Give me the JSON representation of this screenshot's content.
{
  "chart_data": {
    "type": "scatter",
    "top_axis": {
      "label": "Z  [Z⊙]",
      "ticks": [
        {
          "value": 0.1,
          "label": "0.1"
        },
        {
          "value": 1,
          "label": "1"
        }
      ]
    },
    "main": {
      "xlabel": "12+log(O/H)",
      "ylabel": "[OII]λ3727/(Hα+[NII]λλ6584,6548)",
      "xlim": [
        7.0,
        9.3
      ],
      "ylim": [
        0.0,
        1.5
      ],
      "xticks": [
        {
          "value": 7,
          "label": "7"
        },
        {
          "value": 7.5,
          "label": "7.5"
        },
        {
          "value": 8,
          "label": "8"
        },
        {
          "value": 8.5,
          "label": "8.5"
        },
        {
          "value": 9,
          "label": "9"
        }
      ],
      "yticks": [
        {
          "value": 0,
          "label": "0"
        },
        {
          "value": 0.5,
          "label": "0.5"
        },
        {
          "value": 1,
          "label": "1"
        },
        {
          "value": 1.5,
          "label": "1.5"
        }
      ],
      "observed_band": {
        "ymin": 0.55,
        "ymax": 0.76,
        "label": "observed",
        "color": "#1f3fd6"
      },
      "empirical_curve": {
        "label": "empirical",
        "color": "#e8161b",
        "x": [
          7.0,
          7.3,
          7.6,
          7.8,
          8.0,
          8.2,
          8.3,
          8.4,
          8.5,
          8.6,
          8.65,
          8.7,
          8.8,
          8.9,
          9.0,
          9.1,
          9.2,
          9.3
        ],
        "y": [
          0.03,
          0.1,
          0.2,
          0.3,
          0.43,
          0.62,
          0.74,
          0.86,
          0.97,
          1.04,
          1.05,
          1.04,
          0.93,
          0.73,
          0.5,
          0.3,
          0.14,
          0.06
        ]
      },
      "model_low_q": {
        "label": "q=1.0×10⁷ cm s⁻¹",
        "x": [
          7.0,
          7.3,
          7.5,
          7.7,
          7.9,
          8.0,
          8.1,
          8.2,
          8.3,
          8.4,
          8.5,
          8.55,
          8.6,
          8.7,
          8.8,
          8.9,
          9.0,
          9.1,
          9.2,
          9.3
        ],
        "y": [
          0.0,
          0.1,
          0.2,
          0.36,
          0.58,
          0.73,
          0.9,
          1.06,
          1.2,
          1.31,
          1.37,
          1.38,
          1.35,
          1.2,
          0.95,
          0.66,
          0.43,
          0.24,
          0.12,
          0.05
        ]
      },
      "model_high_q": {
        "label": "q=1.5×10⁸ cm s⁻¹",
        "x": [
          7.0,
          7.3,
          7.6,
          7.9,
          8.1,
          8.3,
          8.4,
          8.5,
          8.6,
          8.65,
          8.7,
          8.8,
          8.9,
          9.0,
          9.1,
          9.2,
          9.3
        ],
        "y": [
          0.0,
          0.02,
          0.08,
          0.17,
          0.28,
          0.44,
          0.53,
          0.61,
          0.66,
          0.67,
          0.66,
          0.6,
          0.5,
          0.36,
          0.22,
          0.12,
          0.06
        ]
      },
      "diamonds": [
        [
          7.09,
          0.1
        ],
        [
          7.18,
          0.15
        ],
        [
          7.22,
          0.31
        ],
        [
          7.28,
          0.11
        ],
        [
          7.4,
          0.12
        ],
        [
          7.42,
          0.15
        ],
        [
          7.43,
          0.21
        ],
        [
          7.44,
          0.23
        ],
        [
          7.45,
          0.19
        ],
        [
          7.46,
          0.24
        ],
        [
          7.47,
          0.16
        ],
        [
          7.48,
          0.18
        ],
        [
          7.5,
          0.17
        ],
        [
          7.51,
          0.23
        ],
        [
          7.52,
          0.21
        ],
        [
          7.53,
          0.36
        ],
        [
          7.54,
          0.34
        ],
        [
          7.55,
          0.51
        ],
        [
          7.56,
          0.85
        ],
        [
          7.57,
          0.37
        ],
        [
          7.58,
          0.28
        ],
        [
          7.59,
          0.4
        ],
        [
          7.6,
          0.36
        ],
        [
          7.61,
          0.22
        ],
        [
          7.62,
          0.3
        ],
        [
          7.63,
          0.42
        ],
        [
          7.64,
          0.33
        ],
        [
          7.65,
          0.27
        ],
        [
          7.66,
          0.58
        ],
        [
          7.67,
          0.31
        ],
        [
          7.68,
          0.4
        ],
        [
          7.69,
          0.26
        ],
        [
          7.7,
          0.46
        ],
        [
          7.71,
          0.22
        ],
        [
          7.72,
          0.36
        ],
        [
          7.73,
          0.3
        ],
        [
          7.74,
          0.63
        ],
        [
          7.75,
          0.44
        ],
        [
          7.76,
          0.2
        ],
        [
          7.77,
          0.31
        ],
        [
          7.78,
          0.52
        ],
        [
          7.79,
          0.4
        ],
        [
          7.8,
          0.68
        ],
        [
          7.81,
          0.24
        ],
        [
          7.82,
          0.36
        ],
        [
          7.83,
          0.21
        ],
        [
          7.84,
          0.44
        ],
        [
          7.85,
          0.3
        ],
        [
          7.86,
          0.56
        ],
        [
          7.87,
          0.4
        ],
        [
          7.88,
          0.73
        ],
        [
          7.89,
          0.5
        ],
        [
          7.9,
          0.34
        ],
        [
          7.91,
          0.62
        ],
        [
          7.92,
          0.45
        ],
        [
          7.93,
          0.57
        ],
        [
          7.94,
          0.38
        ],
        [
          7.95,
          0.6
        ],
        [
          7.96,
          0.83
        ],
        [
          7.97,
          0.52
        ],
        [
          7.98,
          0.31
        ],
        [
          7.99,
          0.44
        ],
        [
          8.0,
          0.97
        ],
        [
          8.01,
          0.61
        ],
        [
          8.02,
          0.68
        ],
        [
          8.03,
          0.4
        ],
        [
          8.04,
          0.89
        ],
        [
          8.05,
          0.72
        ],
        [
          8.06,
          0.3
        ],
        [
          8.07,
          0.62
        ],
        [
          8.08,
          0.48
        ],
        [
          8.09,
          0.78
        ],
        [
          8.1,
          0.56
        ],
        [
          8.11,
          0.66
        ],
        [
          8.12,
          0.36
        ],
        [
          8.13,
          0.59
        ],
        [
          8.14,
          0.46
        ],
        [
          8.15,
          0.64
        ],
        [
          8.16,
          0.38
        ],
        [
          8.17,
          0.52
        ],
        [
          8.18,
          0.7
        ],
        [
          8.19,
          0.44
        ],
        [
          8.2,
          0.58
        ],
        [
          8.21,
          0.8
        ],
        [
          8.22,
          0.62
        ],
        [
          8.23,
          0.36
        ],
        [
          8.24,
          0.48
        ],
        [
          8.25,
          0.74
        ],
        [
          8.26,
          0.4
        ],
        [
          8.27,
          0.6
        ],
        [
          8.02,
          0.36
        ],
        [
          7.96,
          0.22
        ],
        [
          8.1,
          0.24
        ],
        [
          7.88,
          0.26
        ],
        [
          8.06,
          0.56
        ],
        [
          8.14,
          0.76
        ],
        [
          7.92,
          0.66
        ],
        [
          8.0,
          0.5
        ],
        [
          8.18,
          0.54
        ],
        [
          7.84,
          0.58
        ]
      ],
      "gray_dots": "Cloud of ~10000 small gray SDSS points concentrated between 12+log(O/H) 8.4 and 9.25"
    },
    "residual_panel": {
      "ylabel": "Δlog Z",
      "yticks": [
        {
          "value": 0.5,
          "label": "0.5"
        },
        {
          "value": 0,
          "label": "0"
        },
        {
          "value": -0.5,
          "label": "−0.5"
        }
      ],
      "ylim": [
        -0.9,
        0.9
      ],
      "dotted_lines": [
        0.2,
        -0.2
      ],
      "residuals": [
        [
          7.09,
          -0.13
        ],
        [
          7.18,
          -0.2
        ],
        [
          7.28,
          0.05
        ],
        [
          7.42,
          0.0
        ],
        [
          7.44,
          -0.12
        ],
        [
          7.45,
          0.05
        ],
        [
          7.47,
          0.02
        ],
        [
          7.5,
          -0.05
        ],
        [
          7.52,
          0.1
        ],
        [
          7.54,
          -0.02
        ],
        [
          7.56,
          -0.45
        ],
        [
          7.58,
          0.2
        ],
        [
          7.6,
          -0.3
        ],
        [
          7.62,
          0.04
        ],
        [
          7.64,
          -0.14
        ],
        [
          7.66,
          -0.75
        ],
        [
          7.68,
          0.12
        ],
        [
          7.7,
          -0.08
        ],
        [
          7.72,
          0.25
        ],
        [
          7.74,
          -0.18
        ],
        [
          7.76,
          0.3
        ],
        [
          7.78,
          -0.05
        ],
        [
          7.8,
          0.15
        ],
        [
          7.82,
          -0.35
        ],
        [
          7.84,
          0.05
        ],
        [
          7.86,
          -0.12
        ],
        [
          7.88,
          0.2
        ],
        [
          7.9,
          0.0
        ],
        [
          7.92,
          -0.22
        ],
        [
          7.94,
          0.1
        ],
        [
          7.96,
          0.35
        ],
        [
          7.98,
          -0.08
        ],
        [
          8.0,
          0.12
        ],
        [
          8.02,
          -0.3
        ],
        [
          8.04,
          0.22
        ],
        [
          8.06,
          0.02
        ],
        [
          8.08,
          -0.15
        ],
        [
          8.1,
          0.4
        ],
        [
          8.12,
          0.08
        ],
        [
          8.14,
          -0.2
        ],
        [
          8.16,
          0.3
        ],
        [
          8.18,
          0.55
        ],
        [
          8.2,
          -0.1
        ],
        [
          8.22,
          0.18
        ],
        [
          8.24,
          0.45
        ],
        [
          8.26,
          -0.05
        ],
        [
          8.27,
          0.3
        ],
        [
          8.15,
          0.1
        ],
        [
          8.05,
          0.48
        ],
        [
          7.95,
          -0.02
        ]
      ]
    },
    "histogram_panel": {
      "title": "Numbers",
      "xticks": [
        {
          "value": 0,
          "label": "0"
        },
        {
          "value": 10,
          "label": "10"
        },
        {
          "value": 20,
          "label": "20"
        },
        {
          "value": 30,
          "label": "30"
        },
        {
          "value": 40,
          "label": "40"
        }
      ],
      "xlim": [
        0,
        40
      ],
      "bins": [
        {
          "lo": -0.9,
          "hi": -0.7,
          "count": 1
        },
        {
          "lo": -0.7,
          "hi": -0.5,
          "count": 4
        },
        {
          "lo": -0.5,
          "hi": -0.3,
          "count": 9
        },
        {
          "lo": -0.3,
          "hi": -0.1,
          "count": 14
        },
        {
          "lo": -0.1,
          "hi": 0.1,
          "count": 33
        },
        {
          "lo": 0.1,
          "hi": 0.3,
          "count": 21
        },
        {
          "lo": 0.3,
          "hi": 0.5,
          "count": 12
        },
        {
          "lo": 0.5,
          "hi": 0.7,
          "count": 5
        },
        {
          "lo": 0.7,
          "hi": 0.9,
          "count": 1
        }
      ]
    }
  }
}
*-*-*
=== EXERCISE OBJECTIVE ===
Using the entries above, find all lines with "count". Copy them.

=== RESULT BELOW ===
          "count": 1
          "count": 4
          "count": 9
          "count": 14
          "count": 33
          "count": 21
          "count": 12
          "count": 5
          "count": 1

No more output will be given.